» Exercise inputs:
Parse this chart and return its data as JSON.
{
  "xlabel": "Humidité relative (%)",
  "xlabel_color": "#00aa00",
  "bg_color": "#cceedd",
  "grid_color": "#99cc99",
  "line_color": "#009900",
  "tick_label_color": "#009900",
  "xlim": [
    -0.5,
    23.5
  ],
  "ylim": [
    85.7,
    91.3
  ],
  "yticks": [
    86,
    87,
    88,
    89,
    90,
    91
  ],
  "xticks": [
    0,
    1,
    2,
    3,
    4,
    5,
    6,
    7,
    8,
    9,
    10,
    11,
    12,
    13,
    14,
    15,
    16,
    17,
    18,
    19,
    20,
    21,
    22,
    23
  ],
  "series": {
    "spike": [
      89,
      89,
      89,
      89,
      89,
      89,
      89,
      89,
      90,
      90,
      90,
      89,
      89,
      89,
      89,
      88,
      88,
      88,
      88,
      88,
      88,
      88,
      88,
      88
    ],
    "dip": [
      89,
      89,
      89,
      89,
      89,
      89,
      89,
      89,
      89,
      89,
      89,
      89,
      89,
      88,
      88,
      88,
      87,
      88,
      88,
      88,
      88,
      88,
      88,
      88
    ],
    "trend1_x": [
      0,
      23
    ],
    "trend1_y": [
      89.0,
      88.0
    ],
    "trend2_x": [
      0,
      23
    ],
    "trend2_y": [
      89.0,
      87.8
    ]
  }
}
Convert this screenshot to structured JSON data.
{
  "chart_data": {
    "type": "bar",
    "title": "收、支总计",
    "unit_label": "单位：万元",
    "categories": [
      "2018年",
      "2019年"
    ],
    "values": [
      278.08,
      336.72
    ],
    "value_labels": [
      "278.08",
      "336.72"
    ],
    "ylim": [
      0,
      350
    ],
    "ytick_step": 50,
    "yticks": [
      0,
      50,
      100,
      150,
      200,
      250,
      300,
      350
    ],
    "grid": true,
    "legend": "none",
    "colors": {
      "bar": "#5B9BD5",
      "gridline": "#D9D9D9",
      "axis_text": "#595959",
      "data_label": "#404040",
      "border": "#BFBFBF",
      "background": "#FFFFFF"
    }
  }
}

» The exercise:
Word for word, quote all of the data above.

» Final answer:
Parse this chart and return its data as JSON.
{
  "xlabel": "Humidité relative (%)",
  "xlabel_color": "#00aa00",
  "bg_color": "#cceedd",
  "grid_color": "#99cc99",
  "line_color": "#009900",
  "tick_label_color": "#009900",
  "xlim": [
    -0.5,
    23.5
  ],
  "ylim": [
    85.7,
    91.3
  ],
  "yticks": [
    86,
    87,
    88,
    89,
    90,
    91
  ],
  "xticks": [
    0,
    1,
    2,
    3,
    4,
    5,
    6,
    7,
    8,
    9,
    10,
    11,
    12,
    13,
    14,
    15,
    16,
    17,
    18,
    19,
    20,
    21,
    22,
    23
  ],
  "series": {
    "spike": [
      89,
      89,
      89,
      89,
      89,
      89,
      89,
      89,
      90,
      90,
      90,
      89,
      89,
      89,
      89,
      88,
      88,
      88,
      88,
      88,
      88,
      88,
      88,
      88
    ],
    "dip": [
      89,
      89,
      89,
      89,
      89,
      89,
      89,
      89,
      89,
      89,
      89,
      89,
      89,
      88,
      88,
      88,
      87,
      88,
      88,
      88,
      88,
      88,
      88,
      88
    ],
    "trend1_x": [
      0,
      23
    ],
    "trend1_y": [
      89.0,
      88.0
    ],
    "trend2_x": [
      0,
      23
    ],
    "trend2_y": [
      89.0,
      87.8
    ]
  }
}
Convert this screenshot to structured JSON data.
{
  "chart_data": {
    "type": "bar",
    "title": "收、支总计",
    "unit_label": "单位：万元",
    "categories": [
      "2018年",
      "2019年"
    ],
    "values": [
      278.08,
      336.72
    ],
    "value_labels": [
      "278.08",
      "336.72"
    ],
    "ylim": [
      0,
      350
    ],
    "ytick_step": 50,
    "yticks": [
      0,
      50,
      100,
      150,
      200,
      250,
      300,
      350
    ],
    "grid": true,
    "legend": "none",
    "colors": {
      "bar": "#5B9BD5",
      "gridline": "#D9D9D9",
      "axis_text": "#595959",
      "data_label": "#404040",
      "border": "#BFBFBF",
      "background": "#FFFFFF"
    }
  }
}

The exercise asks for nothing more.